START

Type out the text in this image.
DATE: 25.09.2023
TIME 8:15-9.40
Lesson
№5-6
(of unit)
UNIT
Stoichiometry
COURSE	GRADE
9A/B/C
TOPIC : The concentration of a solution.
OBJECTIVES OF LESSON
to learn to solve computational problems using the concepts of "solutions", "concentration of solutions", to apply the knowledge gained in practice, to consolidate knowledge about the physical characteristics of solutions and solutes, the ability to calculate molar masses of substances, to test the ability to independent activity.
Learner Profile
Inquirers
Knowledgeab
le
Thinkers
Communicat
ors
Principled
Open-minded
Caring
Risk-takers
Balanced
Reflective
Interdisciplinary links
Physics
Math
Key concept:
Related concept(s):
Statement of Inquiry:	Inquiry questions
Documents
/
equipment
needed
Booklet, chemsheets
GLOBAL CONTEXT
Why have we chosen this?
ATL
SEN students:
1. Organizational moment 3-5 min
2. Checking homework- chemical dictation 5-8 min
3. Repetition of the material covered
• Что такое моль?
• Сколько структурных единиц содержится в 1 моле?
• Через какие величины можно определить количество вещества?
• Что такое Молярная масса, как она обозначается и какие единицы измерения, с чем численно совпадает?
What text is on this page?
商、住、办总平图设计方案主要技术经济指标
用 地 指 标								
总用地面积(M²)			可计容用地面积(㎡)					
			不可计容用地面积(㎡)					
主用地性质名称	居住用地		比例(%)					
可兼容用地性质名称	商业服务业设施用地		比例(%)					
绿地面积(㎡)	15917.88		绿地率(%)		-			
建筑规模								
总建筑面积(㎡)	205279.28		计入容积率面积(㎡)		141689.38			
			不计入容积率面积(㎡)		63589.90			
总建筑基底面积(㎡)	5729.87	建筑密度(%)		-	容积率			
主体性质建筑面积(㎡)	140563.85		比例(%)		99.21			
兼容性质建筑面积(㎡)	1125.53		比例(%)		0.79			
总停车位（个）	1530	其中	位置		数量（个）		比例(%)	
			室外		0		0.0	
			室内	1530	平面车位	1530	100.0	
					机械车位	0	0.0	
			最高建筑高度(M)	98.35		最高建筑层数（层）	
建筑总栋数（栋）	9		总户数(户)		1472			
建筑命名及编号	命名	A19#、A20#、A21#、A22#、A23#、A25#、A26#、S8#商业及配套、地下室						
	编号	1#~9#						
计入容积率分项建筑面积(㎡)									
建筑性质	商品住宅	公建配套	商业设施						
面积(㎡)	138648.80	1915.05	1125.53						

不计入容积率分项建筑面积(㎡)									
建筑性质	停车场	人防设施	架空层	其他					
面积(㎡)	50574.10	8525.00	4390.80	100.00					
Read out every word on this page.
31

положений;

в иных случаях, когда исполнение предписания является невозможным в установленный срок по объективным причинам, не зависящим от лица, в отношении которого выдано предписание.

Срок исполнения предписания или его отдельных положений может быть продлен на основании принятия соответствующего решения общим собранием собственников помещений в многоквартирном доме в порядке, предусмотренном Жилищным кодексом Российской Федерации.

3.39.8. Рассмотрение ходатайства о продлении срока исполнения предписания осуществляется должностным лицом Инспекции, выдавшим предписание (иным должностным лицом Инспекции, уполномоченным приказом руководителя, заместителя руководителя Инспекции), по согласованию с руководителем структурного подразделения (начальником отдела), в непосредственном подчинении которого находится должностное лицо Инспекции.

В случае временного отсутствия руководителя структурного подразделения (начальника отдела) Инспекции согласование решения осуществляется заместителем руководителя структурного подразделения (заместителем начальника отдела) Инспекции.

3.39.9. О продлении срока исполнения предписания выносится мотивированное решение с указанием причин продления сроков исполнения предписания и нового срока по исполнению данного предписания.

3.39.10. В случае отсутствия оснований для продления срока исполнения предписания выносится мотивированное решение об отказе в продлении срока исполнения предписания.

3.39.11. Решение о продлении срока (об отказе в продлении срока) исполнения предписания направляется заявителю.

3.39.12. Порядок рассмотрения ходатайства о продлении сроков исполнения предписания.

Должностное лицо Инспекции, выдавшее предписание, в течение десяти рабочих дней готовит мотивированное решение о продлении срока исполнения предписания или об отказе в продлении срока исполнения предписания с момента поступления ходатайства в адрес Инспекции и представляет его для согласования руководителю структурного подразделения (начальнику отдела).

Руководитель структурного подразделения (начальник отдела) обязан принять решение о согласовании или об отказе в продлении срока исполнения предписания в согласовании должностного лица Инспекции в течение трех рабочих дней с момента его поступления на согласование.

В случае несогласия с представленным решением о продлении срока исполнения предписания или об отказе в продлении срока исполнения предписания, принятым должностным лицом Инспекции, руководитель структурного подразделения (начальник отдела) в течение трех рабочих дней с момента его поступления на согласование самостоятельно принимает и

END

§ DIRECTIONS FOR THIS TASK
Repeat the records exactly, including every line.

§ EXERCISE RESPONSE
Type out the text in this image.
DATE: 25.09.2023
TIME 8:15-9.40
Lesson
№5-6
(of unit)
UNIT
Stoichiometry
COURSE	GRADE
9A/B/C
TOPIC : The concentration of a solution.
OBJECTIVES OF LESSON
to learn to solve computational problems using the concepts of "solutions", "concentration of solutions", to apply the knowledge gained in practice, to consolidate knowledge about the physical characteristics of solutions and solutes, the ability to calculate molar masses of substances, to test the ability to independent activity.
Learner Profile
Inquirers
Knowledgeab
le
Thinkers
Communicat
ors
Principled
Open-minded
Caring
Risk-takers
Balanced
Reflective
Interdisciplinary links
Physics
Math
Key concept:
Related concept(s):
Statement of Inquiry:	Inquiry questions
Documents
/
equipment
needed
Booklet, chemsheets
GLOBAL CONTEXT
Why have we chosen this?
ATL
SEN students:
1. Organizational moment 3-5 min
2. Checking homework- chemical dictation 5-8 min
3. Repetition of the material covered
• Что такое моль?
• Сколько структурных единиц содержится в 1 моле?
• Через какие величины можно определить количество вещества?
• Что такое Молярная масса, как она обозначается и какие единицы измерения, с чем численно совпадает?
What text is on this page?
商、住、办总平图设计方案主要技术经济指标
用 地 指 标								
总用地面积(M²)			可计容用地面积(㎡)					
			不可计容用地面积(㎡)					
主用地性质名称	居住用地		比例(%)					
可兼容用地性质名称	商业服务业设施用地		比例(%)					
绿地面积(㎡)	15917.88		绿地率(%)		-			
建筑规模								
总建筑面积(㎡)	205279.28		计入容积率面积(㎡)		141689.38			
			不计入容积率面积(㎡)		63589.90			
总建筑基底面积(㎡)	5729.87	建筑密度(%)		-	容积率			
主体性质建筑面积(㎡)	140563.85		比例(%)		99.21			
兼容性质建筑面积(㎡)	1125.53		比例(%)		0.79			
总停车位（个）	1530	其中	位置		数量（个）		比例(%)	
			室外		0		0.0	
			室内	1530	平面车位	1530	100.0	
					机械车位	0	0.0	
			最高建筑高度(M)	98.35		最高建筑层数（层）	
建筑总栋数（栋）	9		总户数(户)		1472			
建筑命名及编号	命名	A19#、A20#、A21#、A22#、A23#、A25#、A26#、S8#商业及配套、地下室						
	编号	1#~9#						
计入容积率分项建筑面积(㎡)									
建筑性质	商品住宅	公建配套	商业设施						
面积(㎡)	138648.80	1915.05	1125.53						

不计入容积率分项建筑面积(㎡)									
建筑性质	停车场	人防设施	架空层	其他					
面积(㎡)	50574.10	8525.00	4390.80	100.00					
Read out every word on this page.
31

положений;

в иных случаях, когда исполнение предписания является невозможным в установленный срок по объективным причинам, не зависящим от лица, в отношении которого выдано предписание.

Срок исполнения предписания или его отдельных положений может быть продлен на основании принятия соответствующего решения общим собранием собственников помещений в многоквартирном доме в порядке, предусмотренном Жилищным кодексом Российской Федерации.

3.39.8. Рассмотрение ходатайства о продлении срока исполнения предписания осуществляется должностным лицом Инспекции, выдавшим предписание (иным должностным лицом Инспекции, уполномоченным приказом руководителя, заместителя руководителя Инспекции), по согласованию с руководителем структурного подразделения (начальником отдела), в непосредственном подчинении которого находится должностное лицо Инспекции.

В случае временного отсутствия руководителя структурного подразделения (начальника отдела) Инспекции согласование решения осуществляется заместителем руководителя структурного подразделения (заместителем начальника отдела) Инспекции.

3.39.9. О продлении срока исполнения предписания выносится мотивированное решение с указанием причин продления сроков исполнения предписания и нового срока по исполнению данного предписания.

3.39.10. В случае отсутствия оснований для продления срока исполнения предписания выносится мотивированное решение об отказе в продлении срока исполнения предписания.

3.39.11. Решение о продлении срока (об отказе в продлении срока) исполнения предписания направляется заявителю.

3.39.12. Порядок рассмотрения ходатайства о продлении сроков исполнения предписания.

Должностное лицо Инспекции, выдавшее предписание, в течение десяти рабочих дней готовит мотивированное решение о продлении срока исполнения предписания или об отказе в продлении срока исполнения предписания с момента поступления ходатайства в адрес Инспекции и представляет его для согласования руководителю структурного подразделения (начальнику отдела).

Руководитель структурного подразделения (начальник отдела) обязан принять решение о согласовании или об отказе в продлении срока исполнения предписания в согласовании должностного лица Инспекции в течение трех рабочих дней с момента его поступления на согласование.

В случае несогласия с представленным решением о продлении срока исполнения предписания или об отказе в продлении срока исполнения предписания, принятым должностным лицом Инспекции, руководитель структурного подразделения (начальник отдела) в течение трех рабочих дней с момента его поступления на согласование самостоятельно принимает и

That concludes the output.